---------- Excerpted records ----------
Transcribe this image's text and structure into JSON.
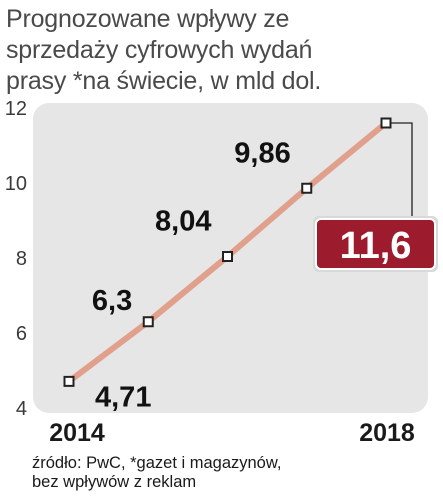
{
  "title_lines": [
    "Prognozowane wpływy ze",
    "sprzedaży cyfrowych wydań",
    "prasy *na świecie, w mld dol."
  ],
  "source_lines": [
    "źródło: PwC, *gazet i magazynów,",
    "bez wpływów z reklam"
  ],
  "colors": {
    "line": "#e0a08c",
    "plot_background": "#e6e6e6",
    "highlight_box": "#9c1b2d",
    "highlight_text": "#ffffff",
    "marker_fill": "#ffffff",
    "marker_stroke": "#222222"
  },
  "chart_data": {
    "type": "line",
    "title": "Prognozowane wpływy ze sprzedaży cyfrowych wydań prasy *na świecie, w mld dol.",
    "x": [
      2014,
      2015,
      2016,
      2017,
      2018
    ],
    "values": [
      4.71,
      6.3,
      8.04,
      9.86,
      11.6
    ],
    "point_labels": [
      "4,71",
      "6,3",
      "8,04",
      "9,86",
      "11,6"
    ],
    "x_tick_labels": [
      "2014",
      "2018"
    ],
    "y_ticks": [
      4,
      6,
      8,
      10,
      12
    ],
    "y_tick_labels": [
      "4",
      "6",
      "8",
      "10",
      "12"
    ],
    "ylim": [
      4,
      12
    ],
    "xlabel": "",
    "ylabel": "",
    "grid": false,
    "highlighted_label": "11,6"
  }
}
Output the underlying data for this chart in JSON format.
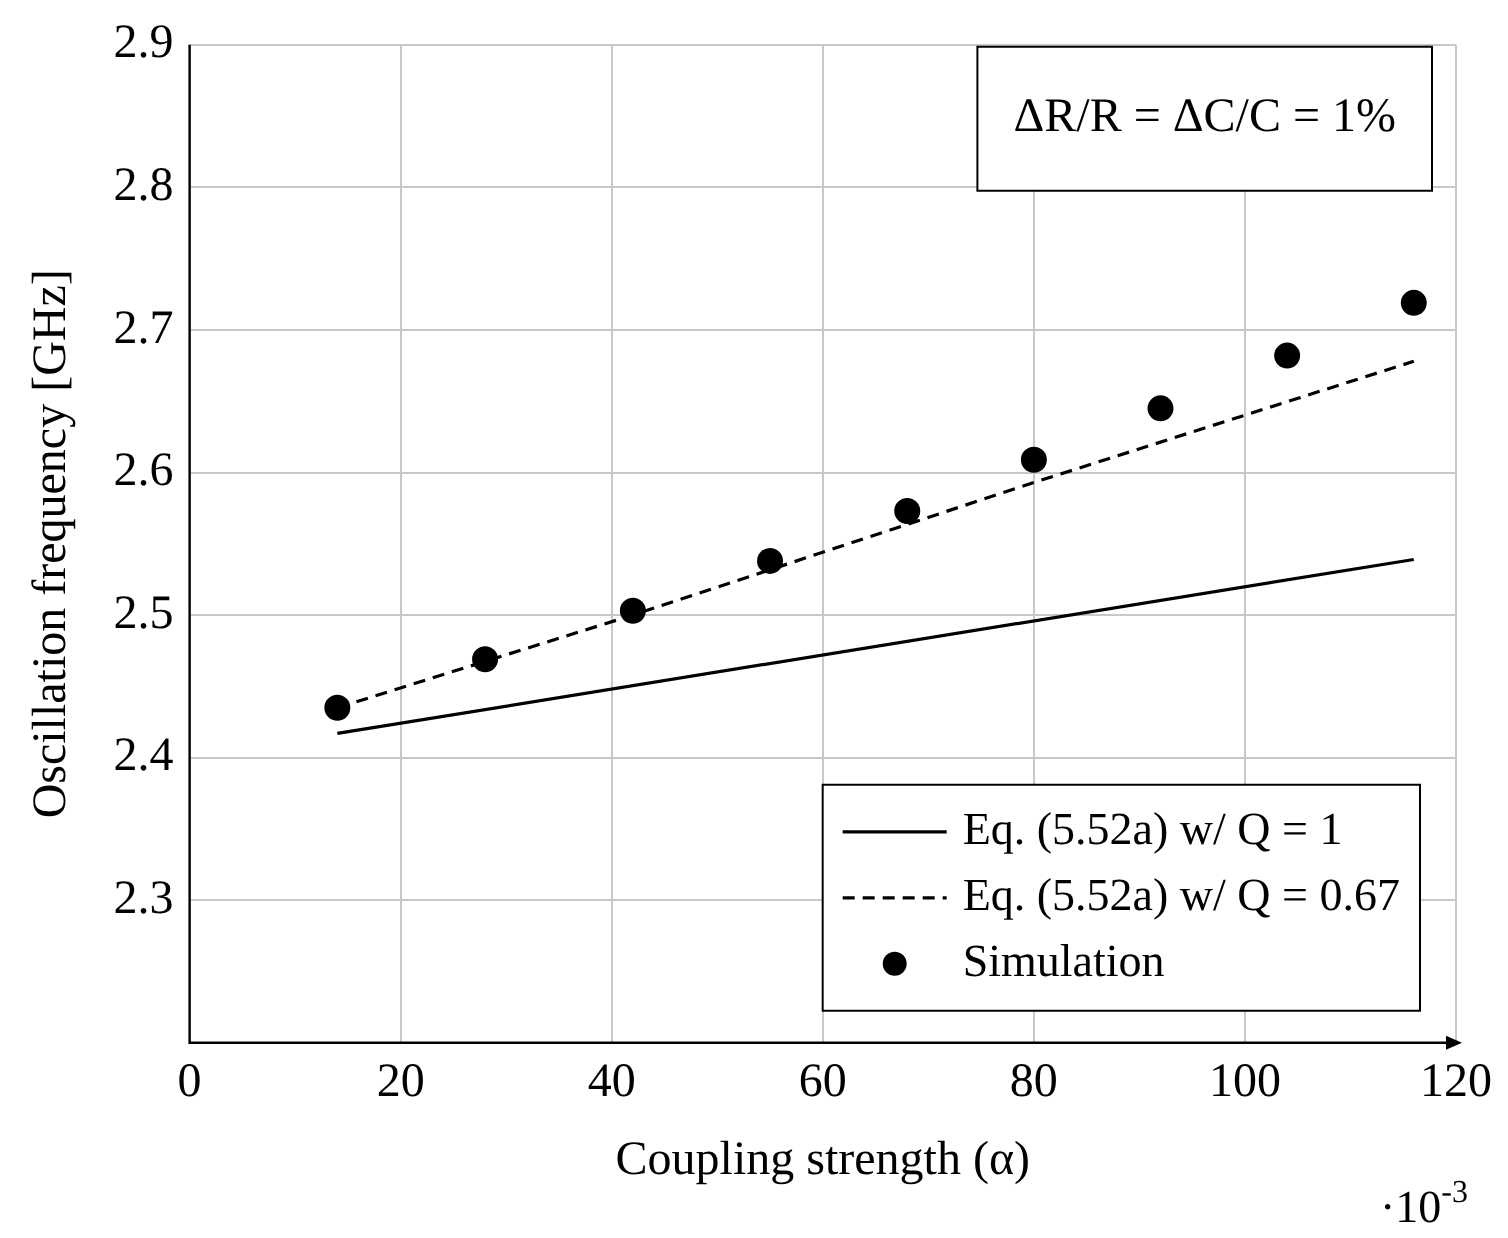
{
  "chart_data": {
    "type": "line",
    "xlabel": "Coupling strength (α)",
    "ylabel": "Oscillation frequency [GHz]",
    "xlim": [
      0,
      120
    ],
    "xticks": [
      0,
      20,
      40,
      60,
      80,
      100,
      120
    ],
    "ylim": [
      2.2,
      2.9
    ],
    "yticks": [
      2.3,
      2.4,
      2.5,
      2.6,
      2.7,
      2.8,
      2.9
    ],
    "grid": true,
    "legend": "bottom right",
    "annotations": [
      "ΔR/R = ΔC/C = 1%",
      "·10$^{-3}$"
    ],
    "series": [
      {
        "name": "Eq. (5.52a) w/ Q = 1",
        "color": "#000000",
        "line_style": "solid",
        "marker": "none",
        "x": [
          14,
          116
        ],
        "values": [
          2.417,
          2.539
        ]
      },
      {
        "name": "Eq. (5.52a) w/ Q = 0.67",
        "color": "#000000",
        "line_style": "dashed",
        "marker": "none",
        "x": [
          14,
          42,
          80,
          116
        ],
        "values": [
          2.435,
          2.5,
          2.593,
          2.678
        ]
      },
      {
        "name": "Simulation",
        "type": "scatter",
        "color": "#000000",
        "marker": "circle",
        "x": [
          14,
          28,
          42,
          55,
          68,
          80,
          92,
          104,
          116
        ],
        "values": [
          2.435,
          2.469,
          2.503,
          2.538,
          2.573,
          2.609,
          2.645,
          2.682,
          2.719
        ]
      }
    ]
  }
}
----------
Aim of the task
Show the lines where the word "ylabel" appears in the entries.

Answer to the task
    "ylabel": "",
    "ylabel": "Oscillation frequency [GHz]",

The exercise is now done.